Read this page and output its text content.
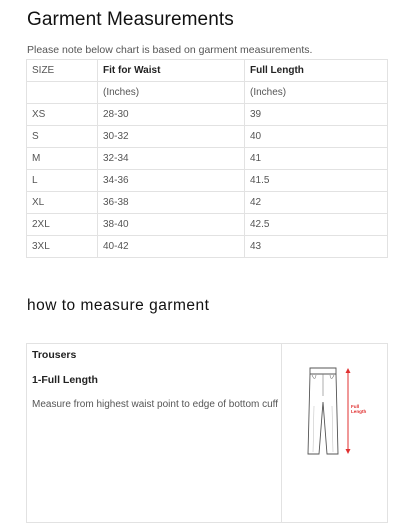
Garment Measurements

Please note below chart is based on garment measurements.

SIZE	Fit for Waist	Full Length
	(Inches)	(Inches)
XS	28-30	39
S	30-32	40
M	32-34	41
L	34-36	41.5
XL	36-38	42
2XL	38-40	42.5
3XL	40-42	43
how to measure garment
Trousers
1-Full Length
Measure from highest waist point to edge of bottom cuff	Full
Length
· · · ·
**EXERCISE PROMPT:** Write the number of lines containing the word "Full" and nothing besides it.

**TASK SOLUTION:** 3